Task details: Write out every entry, unchanged. Skip any picture.
----
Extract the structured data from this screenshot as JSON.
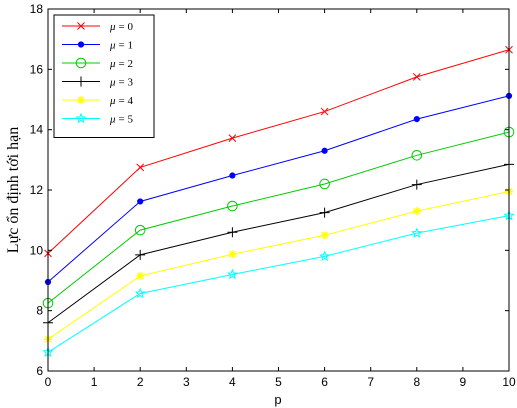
{
  "chart_data": {
    "type": "line",
    "title": "",
    "xlabel": "p",
    "ylabel": "Lực ổn định tới hạn",
    "xlim": [
      0,
      10
    ],
    "ylim": [
      6,
      18
    ],
    "xticks": [
      0,
      1,
      2,
      3,
      4,
      5,
      6,
      7,
      8,
      9,
      10
    ],
    "yticks": [
      6,
      8,
      10,
      12,
      14,
      16,
      18
    ],
    "grid": false,
    "legend_position": "top-left",
    "x": [
      0,
      2,
      4,
      6,
      8,
      10
    ],
    "series": [
      {
        "name": "μ = 0",
        "mu_symbol": "μ",
        "mu_value": "= 0",
        "color": "#ff0000",
        "marker": "x",
        "values": [
          9.9,
          12.75,
          13.72,
          14.6,
          15.75,
          16.65
        ]
      },
      {
        "name": "μ = 1",
        "mu_symbol": "μ",
        "mu_value": "= 1",
        "color": "#0000ff",
        "marker": "dot",
        "values": [
          8.95,
          11.62,
          12.48,
          13.3,
          14.35,
          15.12
        ]
      },
      {
        "name": "μ = 2",
        "mu_symbol": "μ",
        "mu_value": "= 2",
        "color": "#00cc00",
        "marker": "circle",
        "values": [
          8.25,
          10.67,
          11.47,
          12.2,
          13.15,
          13.92
        ]
      },
      {
        "name": "μ = 3",
        "mu_symbol": "μ",
        "mu_value": "= 3",
        "color": "#000000",
        "marker": "plus",
        "values": [
          7.6,
          9.85,
          10.6,
          11.25,
          12.18,
          12.85
        ]
      },
      {
        "name": "μ = 4",
        "mu_symbol": "μ",
        "mu_value": "= 4",
        "color": "#ffff00",
        "marker": "star",
        "values": [
          7.05,
          9.15,
          9.87,
          10.5,
          11.3,
          11.95
        ]
      },
      {
        "name": "μ = 5",
        "mu_symbol": "μ",
        "mu_value": "= 5",
        "color": "#00ffff",
        "marker": "hexstar",
        "values": [
          6.62,
          8.57,
          9.2,
          9.8,
          10.57,
          11.15
        ]
      }
    ]
  }
}
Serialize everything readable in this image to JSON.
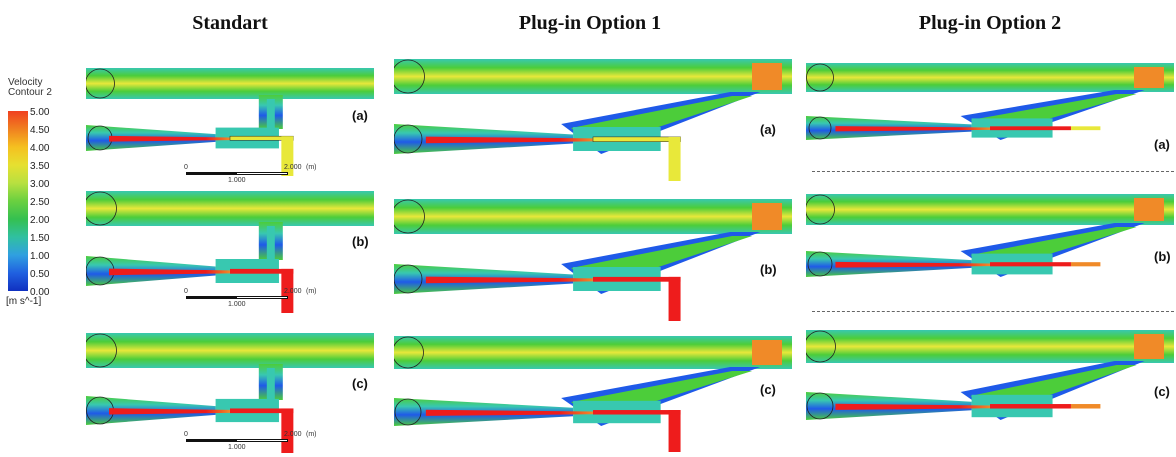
{
  "columns": {
    "c1": "Standart",
    "c2": "Plug-in Option 1",
    "c3": "Plug-in Option 2"
  },
  "legend": {
    "title_1": "Velocity",
    "title_2": "Contour 2",
    "unit": "[m s^-1]",
    "ticks": [
      "5.00",
      "4.50",
      "4.00",
      "3.50",
      "3.00",
      "2.50",
      "2.00",
      "1.50",
      "1.00",
      "0.50",
      "0.00"
    ],
    "colors": [
      "#f04020",
      "#f08020",
      "#f5c020",
      "#e6e030",
      "#b8e040",
      "#6ad040",
      "#34c050",
      "#30c0a0",
      "#30a0e0",
      "#2060e0",
      "#1030c0"
    ]
  },
  "panel_labels": {
    "a": "(a)",
    "b": "(b)",
    "c": "(c)"
  },
  "scale": {
    "zero": "0",
    "mid": "1.000",
    "max": "2.000",
    "unit": "(m)"
  },
  "palette": {
    "flow_green": "#4ccd3a",
    "flow_yellow": "#e8e83a",
    "flow_cyan": "#38c8b0",
    "flow_blue": "#1f5ae8",
    "jet_red": "#ee1c1c",
    "jet_orange": "#f08a28"
  }
}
----
Solution:
Extract the structured data from this screenshot as JSON.
{
  "chart_data": {
    "type": "line",
    "title": "",
    "xlabel": "p",
    "ylabel": "Lực ổn định tới hạn",
    "xlim": [
      0,
      10
    ],
    "ylim": [
      6,
      18
    ],
    "xticks": [
      0,
      1,
      2,
      3,
      4,
      5,
      6,
      7,
      8,
      9,
      10
    ],
    "yticks": [
      6,
      8,
      10,
      12,
      14,
      16,
      18
    ],
    "grid": false,
    "legend_position": "top-left",
    "x": [
      0,
      2,
      4,
      6,
      8,
      10
    ],
    "series": [
      {
        "name": "μ = 0",
        "mu_symbol": "μ",
        "mu_value": "= 0",
        "color": "#ff0000",
        "marker": "x",
        "values": [
          9.9,
          12.75,
          13.72,
          14.6,
          15.75,
          16.65
        ]
      },
      {
        "name": "μ = 1",
        "mu_symbol": "μ",
        "mu_value": "= 1",
        "color": "#0000ff",
        "marker": "dot",
        "values": [
          8.95,
          11.62,
          12.48,
          13.3,
          14.35,
          15.12
        ]
      },
      {
        "name": "μ = 2",
        "mu_symbol": "μ",
        "mu_value": "= 2",
        "color": "#00cc00",
        "marker": "circle",
        "values": [
          8.25,
          10.67,
          11.47,
          12.2,
          13.15,
          13.92
        ]
      },
      {
        "name": "μ = 3",
        "mu_symbol": "μ",
        "mu_value": "= 3",
        "color": "#000000",
        "marker": "plus",
        "values": [
          7.6,
          9.85,
          10.6,
          11.25,
          12.18,
          12.85
        ]
      },
      {
        "name": "μ = 4",
        "mu_symbol": "μ",
        "mu_value": "= 4",
        "color": "#ffff00",
        "marker": "star",
        "values": [
          7.05,
          9.15,
          9.87,
          10.5,
          11.3,
          11.95
        ]
      },
      {
        "name": "μ = 5",
        "mu_symbol": "μ",
        "mu_value": "= 5",
        "color": "#00ffff",
        "marker": "hexstar",
        "values": [
          6.62,
          8.57,
          9.2,
          9.8,
          10.57,
          11.15
        ]
      }
    ]
  }
}
Serialize everything readable in this image to JSON.
{
  "columns": {
    "c1": "Standart",
    "c2": "Plug-in Option 1",
    "c3": "Plug-in Option 2"
  },
  "legend": {
    "title_1": "Velocity",
    "title_2": "Contour 2",
    "unit": "[m s^-1]",
    "ticks": [
      "5.00",
      "4.50",
      "4.00",
      "3.50",
      "3.00",
      "2.50",
      "2.00",
      "1.50",
      "1.00",
      "0.50",
      "0.00"
    ],
    "colors": [
      "#f04020",
      "#f08020",
      "#f5c020",
      "#e6e030",
      "#b8e040",
      "#6ad040",
      "#34c050",
      "#30c0a0",
      "#30a0e0",
      "#2060e0",
      "#1030c0"
    ]
  },
  "panel_labels": {
    "a": "(a)",
    "b": "(b)",
    "c": "(c)"
  },
  "scale": {
    "zero": "0",
    "mid": "1.000",
    "max": "2.000",
    "unit": "(m)"
  },
  "palette": {
    "flow_green": "#4ccd3a",
    "flow_yellow": "#e8e83a",
    "flow_cyan": "#38c8b0",
    "flow_blue": "#1f5ae8",
    "jet_red": "#ee1c1c",
    "jet_orange": "#f08a28"
  }
}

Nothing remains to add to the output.